━━ Provided data

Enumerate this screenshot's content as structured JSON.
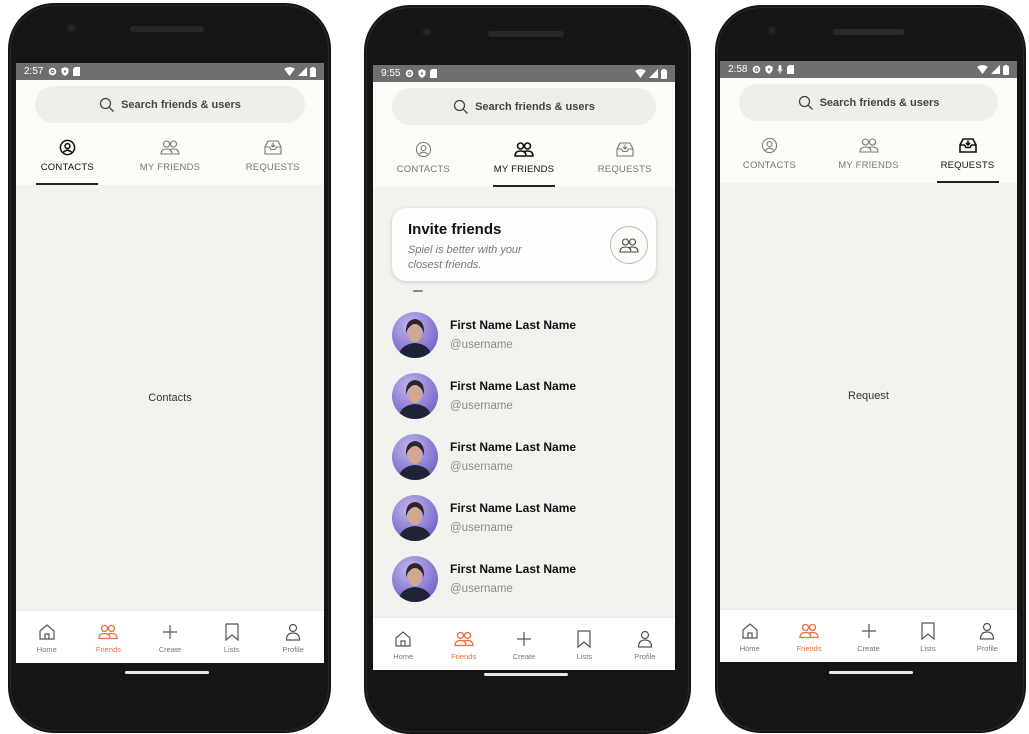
{
  "colors": {
    "accent": "#ec6b3d",
    "screen_bg": "#f2f2ef",
    "header_bg": "#fbfbf8",
    "status_bar": "#6f6f6f"
  },
  "search": {
    "label": "Search friends & users",
    "icon": "search-icon"
  },
  "tabs": [
    {
      "label": "CONTACTS",
      "icon": "user-circle-icon"
    },
    {
      "label": "MY FRIENDS",
      "icon": "friends-icon"
    },
    {
      "label": "REQUESTS",
      "icon": "inbox-icon"
    }
  ],
  "nav": [
    {
      "label": "Home",
      "icon": "home-icon"
    },
    {
      "label": "Friends",
      "icon": "friends-icon"
    },
    {
      "label": "Create",
      "icon": "plus-icon"
    },
    {
      "label": "Lists",
      "icon": "bookmark-icon"
    },
    {
      "label": "Profile",
      "icon": "profile-icon"
    }
  ],
  "screens": [
    {
      "time": "2:57",
      "active_tab": "CONTACTS",
      "active_nav": "Friends",
      "body_text": "Contacts"
    },
    {
      "time": "9:55",
      "active_tab": "MY FRIENDS",
      "active_nav": "Friends",
      "invite": {
        "title": "Invite friends",
        "subtitle": "Spiel is better with your closest friends.",
        "icon": "friends-icon"
      },
      "friends": [
        {
          "name": "First Name Last Name",
          "username": "@username"
        },
        {
          "name": "First Name Last Name",
          "username": "@username"
        },
        {
          "name": "First Name Last Name",
          "username": "@username"
        },
        {
          "name": "First Name Last Name",
          "username": "@username"
        },
        {
          "name": "First Name Last Name",
          "username": "@username"
        }
      ]
    },
    {
      "time": "2:58",
      "active_tab": "REQUESTS",
      "active_nav": "Friends",
      "body_text": "Request"
    }
  ]
}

━━━━

Requirements —
Generate a word-for-word copy of the preceding records, excluding all pictures.

The output —
Enumerate this screenshot's content as structured JSON.
{
  "colors": {
    "accent": "#ec6b3d",
    "screen_bg": "#f2f2ef",
    "header_bg": "#fbfbf8",
    "status_bar": "#6f6f6f"
  },
  "search": {
    "label": "Search friends & users",
    "icon": "search-icon"
  },
  "tabs": [
    {
      "label": "CONTACTS",
      "icon": "user-circle-icon"
    },
    {
      "label": "MY FRIENDS",
      "icon": "friends-icon"
    },
    {
      "label": "REQUESTS",
      "icon": "inbox-icon"
    }
  ],
  "nav": [
    {
      "label": "Home",
      "icon": "home-icon"
    },
    {
      "label": "Friends",
      "icon": "friends-icon"
    },
    {
      "label": "Create",
      "icon": "plus-icon"
    },
    {
      "label": "Lists",
      "icon": "bookmark-icon"
    },
    {
      "label": "Profile",
      "icon": "profile-icon"
    }
  ],
  "screens": [
    {
      "time": "2:57",
      "active_tab": "CONTACTS",
      "active_nav": "Friends",
      "body_text": "Contacts"
    },
    {
      "time": "9:55",
      "active_tab": "MY FRIENDS",
      "active_nav": "Friends",
      "invite": {
        "title": "Invite friends",
        "subtitle": "Spiel is better with your closest friends.",
        "icon": "friends-icon"
      },
      "friends": [
        {
          "name": "First Name Last Name",
          "username": "@username"
        },
        {
          "name": "First Name Last Name",
          "username": "@username"
        },
        {
          "name": "First Name Last Name",
          "username": "@username"
        },
        {
          "name": "First Name Last Name",
          "username": "@username"
        },
        {
          "name": "First Name Last Name",
          "username": "@username"
        }
      ]
    },
    {
      "time": "2:58",
      "active_tab": "REQUESTS",
      "active_nav": "Friends",
      "body_text": "Request"
    }
  ]
}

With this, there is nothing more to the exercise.